### PROBLEM DESCRIPTION:
Quote the records from the line containing "panel-title: B: [376, 20, 430, 110]" through the line containing "trajectory-path: [425, 326, 711, 688]", word for word, with both of those lines included.

### MATERIAL TO PROCESS:
━━━

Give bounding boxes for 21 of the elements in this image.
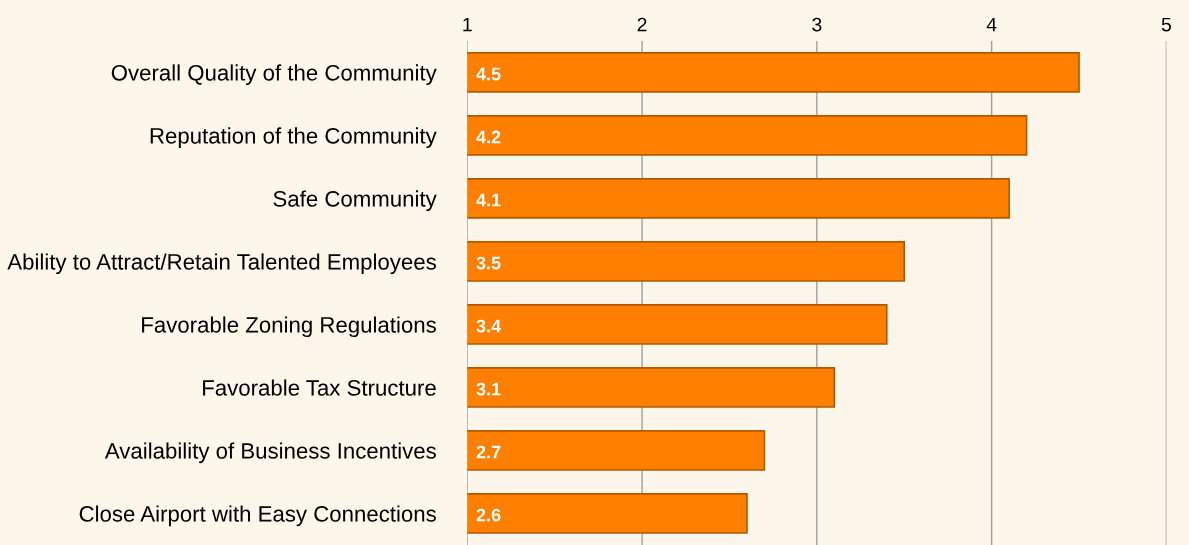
y-tick-label: Favorable Tax Structure [203,379,436,396]
data-label: 4.2 [476,130,501,144]
y-tick-label: Favorable Zoning Regulations [142,316,436,338]
data-label: 3.4 [476,319,502,333]
y-tick-label: Overall Quality of the Community [111,64,437,86]
y-tick-label: Safe Community [273,190,437,212]
data-label: 4.1 [476,193,501,207]
y-tick-label: Availability of Business Incentives [104,442,436,464]
data-label: 3.1 [476,382,501,396]
x-tick-label: 5 [1161,17,1171,32]
data-label: 4.5 [476,67,501,81]
data-label: 2.6 [476,508,501,522]
y-tick-label: Close Airport with Easy Connections [79,505,436,527]
x-tick-label: 1 [463,17,472,32]
y-tick-label: Reputation of the Community [150,127,437,149]
x-tick-label: 3 [812,17,822,32]
data-label: 2.7 [476,445,501,459]
x-tick-label: 4 [986,17,997,32]
y-tick-label: Ability to Attract/Retain Talented Employees [7,253,436,275]
x-tick-label: 2 [637,17,647,32]
data-label: 3.5 [476,256,501,270]
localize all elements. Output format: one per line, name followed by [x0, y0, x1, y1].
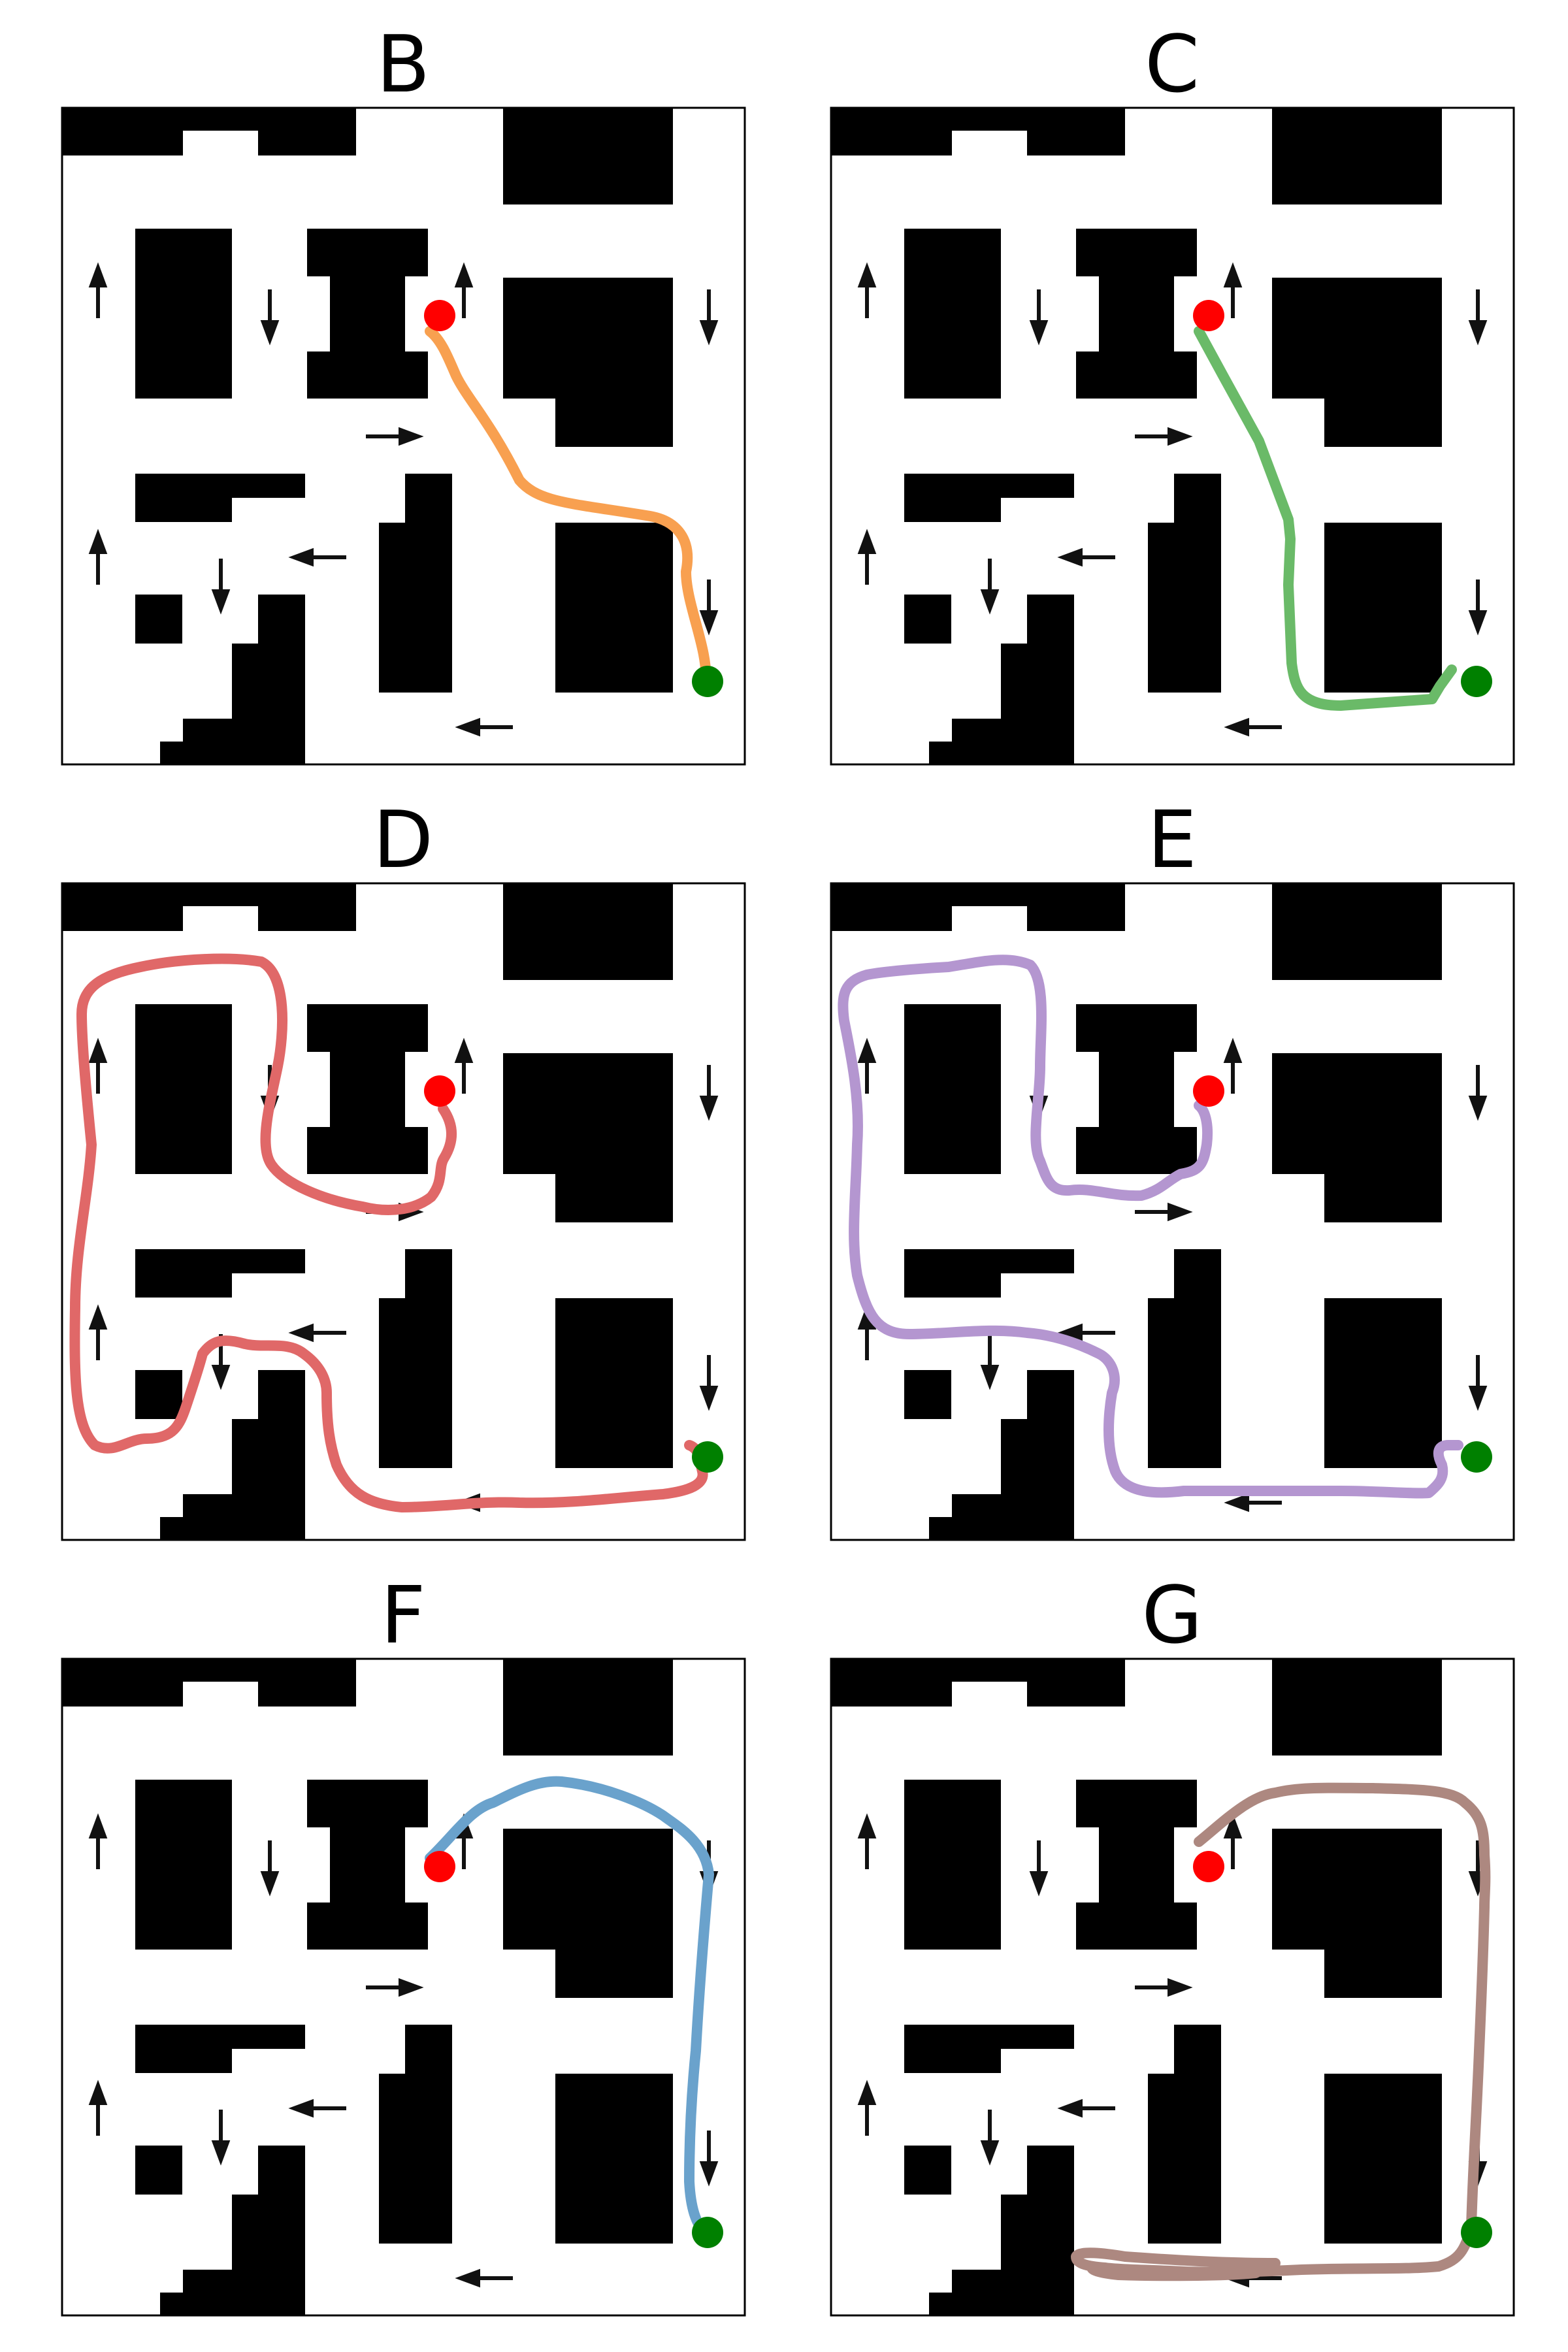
panel-title: B: [376, 20, 430, 110]
goal-marker: [692, 1441, 723, 1473]
start-marker: [424, 1075, 455, 1107]
panel-d: D: [62, 795, 745, 1540]
goal-marker: [1461, 666, 1492, 697]
panel-title: F: [380, 1571, 425, 1661]
panel-title: D: [373, 795, 433, 886]
panel-title: G: [1142, 1571, 1203, 1661]
panel-c: C: [831, 20, 1514, 764]
maze-map: [831, 1659, 1514, 2315]
trajectory-path: [1071, 1782, 1491, 2281]
goal-marker: [1461, 2217, 1492, 2248]
panel-e: E: [831, 795, 1514, 1540]
start-marker: [1193, 1075, 1224, 1107]
start-marker: [1193, 1851, 1224, 1882]
maze-map: [831, 108, 1514, 764]
trajectory-path: [1194, 326, 1457, 711]
trajectory-path: [425, 326, 711, 688]
trajectory-path: [425, 1776, 714, 2239]
goal-marker: [1461, 1441, 1492, 1473]
panel-g: G: [831, 1571, 1514, 2315]
panel-b: B: [62, 20, 745, 764]
trajectory-path: [69, 953, 708, 1512]
trajectory-path: [838, 955, 1463, 1499]
panel-title: C: [1145, 20, 1200, 110]
start-marker: [424, 300, 455, 331]
maze-map: [831, 883, 1514, 1540]
maze-map: [62, 1659, 745, 2315]
panel-f: F: [62, 1571, 745, 2315]
goal-marker: [692, 2217, 723, 2248]
goal-marker: [692, 666, 723, 697]
panel-title: E: [1147, 795, 1197, 886]
maze-map: [62, 108, 745, 764]
start-marker: [1193, 300, 1224, 331]
start-marker: [424, 1851, 455, 1882]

━━━

### SOLUTION TO THE PROBLEM:
panel-title: B: [376, 20, 430, 110]
goal-marker: [692, 1441, 723, 1473]
start-marker: [424, 1075, 455, 1107]
panel-d: D: [62, 795, 745, 1540]
goal-marker: [1461, 666, 1492, 697]
panel-title: F: [380, 1571, 425, 1661]
panel-title: D: [373, 795, 433, 886]
panel-title: G: [1142, 1571, 1203, 1661]
panel-c: C: [831, 20, 1514, 764]
maze-map: [831, 1659, 1514, 2315]
trajectory-path: [1071, 1782, 1491, 2281]
goal-marker: [1461, 2217, 1492, 2248]
panel-e: E: [831, 795, 1514, 1540]
start-marker: [1193, 1075, 1224, 1107]
start-marker: [1193, 1851, 1224, 1882]
maze-map: [831, 108, 1514, 764]
trajectory-path: [1194, 326, 1457, 711]
trajectory-path: [425, 326, 711, 688]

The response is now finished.